-- STORED DATA start --

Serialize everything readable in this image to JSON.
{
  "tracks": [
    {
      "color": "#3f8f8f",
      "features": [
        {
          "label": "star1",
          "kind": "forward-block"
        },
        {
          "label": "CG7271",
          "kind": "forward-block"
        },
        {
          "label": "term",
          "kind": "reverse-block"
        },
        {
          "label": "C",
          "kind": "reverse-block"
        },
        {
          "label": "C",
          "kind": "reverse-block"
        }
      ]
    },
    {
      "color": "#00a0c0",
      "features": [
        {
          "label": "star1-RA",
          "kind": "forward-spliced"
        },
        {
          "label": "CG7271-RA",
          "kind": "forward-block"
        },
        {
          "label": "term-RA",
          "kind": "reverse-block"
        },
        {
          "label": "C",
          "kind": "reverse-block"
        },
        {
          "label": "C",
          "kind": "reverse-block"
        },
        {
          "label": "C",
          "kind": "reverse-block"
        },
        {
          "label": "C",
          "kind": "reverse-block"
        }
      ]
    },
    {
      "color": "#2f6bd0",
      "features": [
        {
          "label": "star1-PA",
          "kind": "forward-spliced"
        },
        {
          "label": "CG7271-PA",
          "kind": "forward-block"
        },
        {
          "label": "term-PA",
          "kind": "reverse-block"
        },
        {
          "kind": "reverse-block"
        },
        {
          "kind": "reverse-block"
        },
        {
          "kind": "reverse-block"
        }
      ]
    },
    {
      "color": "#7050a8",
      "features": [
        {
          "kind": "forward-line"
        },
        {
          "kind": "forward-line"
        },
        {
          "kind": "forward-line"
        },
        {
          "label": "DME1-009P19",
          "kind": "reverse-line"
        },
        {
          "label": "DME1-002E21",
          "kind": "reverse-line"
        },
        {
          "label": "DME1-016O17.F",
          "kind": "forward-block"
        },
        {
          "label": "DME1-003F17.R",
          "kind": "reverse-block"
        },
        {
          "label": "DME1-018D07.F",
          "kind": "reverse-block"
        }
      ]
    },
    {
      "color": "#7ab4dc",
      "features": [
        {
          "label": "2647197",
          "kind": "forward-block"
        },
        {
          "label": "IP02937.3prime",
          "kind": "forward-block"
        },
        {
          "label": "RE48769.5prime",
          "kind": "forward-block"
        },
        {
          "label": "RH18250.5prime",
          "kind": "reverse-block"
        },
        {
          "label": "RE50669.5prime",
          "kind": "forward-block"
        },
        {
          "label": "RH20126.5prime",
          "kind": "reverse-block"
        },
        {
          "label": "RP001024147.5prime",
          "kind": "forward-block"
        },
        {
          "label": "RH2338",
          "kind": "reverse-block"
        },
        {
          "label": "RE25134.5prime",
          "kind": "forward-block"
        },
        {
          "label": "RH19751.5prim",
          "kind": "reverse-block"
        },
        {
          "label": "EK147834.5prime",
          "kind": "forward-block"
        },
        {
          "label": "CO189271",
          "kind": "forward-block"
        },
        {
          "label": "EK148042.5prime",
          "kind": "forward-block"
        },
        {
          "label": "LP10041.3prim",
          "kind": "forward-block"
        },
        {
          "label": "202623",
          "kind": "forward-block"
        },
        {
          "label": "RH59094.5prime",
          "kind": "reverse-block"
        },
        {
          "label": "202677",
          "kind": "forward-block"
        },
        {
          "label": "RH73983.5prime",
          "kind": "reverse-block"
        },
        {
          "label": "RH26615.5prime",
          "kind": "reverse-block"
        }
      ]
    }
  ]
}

-- STORED DATA end --

__GOAL__. Transcribe every line of the data, exactly as it stands.

__WRITTEN SOLUTION__.
Serialize everything readable in this image to JSON.
{
  "tracks": [
    {
      "color": "#3f8f8f",
      "features": [
        {
          "label": "star1",
          "kind": "forward-block"
        },
        {
          "label": "CG7271",
          "kind": "forward-block"
        },
        {
          "label": "term",
          "kind": "reverse-block"
        },
        {
          "label": "C",
          "kind": "reverse-block"
        },
        {
          "label": "C",
          "kind": "reverse-block"
        }
      ]
    },
    {
      "color": "#00a0c0",
      "features": [
        {
          "label": "star1-RA",
          "kind": "forward-spliced"
        },
        {
          "label": "CG7271-RA",
          "kind": "forward-block"
        },
        {
          "label": "term-RA",
          "kind": "reverse-block"
        },
        {
          "label": "C",
          "kind": "reverse-block"
        },
        {
          "label": "C",
          "kind": "reverse-block"
        },
        {
          "label": "C",
          "kind": "reverse-block"
        },
        {
          "label": "C",
          "kind": "reverse-block"
        }
      ]
    },
    {
      "color": "#2f6bd0",
      "features": [
        {
          "label": "star1-PA",
          "kind": "forward-spliced"
        },
        {
          "label": "CG7271-PA",
          "kind": "forward-block"
        },
        {
          "label": "term-PA",
          "kind": "reverse-block"
        },
        {
          "kind": "reverse-block"
        },
        {
          "kind": "reverse-block"
        },
        {
          "kind": "reverse-block"
        }
      ]
    },
    {
      "color": "#7050a8",
      "features": [
        {
          "kind": "forward-line"
        },
        {
          "kind": "forward-line"
        },
        {
          "kind": "forward-line"
        },
        {
          "label": "DME1-009P19",
          "kind": "reverse-line"
        },
        {
          "label": "DME1-002E21",
          "kind": "reverse-line"
        },
        {
          "label": "DME1-016O17.F",
          "kind": "forward-block"
        },
        {
          "label": "DME1-003F17.R",
          "kind": "reverse-block"
        },
        {
          "label": "DME1-018D07.F",
          "kind": "reverse-block"
        }
      ]
    },
    {
      "color": "#7ab4dc",
      "features": [
        {
          "label": "2647197",
          "kind": "forward-block"
        },
        {
          "label": "IP02937.3prime",
          "kind": "forward-block"
        },
        {
          "label": "RE48769.5prime",
          "kind": "forward-block"
        },
        {
          "label": "RH18250.5prime",
          "kind": "reverse-block"
        },
        {
          "label": "RE50669.5prime",
          "kind": "forward-block"
        },
        {
          "label": "RH20126.5prime",
          "kind": "reverse-block"
        },
        {
          "label": "RP001024147.5prime",
          "kind": "forward-block"
        },
        {
          "label": "RH2338",
          "kind": "reverse-block"
        },
        {
          "label": "RE25134.5prime",
          "kind": "forward-block"
        },
        {
          "label": "RH19751.5prim",
          "kind": "reverse-block"
        },
        {
          "label": "EK147834.5prime",
          "kind": "forward-block"
        },
        {
          "label": "CO189271",
          "kind": "forward-block"
        },
        {
          "label": "EK148042.5prime",
          "kind": "forward-block"
        },
        {
          "label": "LP10041.3prim",
          "kind": "forward-block"
        },
        {
          "label": "202623",
          "kind": "forward-block"
        },
        {
          "label": "RH59094.5prime",
          "kind": "reverse-block"
        },
        {
          "label": "202677",
          "kind": "forward-block"
        },
        {
          "label": "RH73983.5prime",
          "kind": "reverse-block"
        },
        {
          "label": "RH26615.5prime",
          "kind": "reverse-block"
        }
      ]
    }
  ]
}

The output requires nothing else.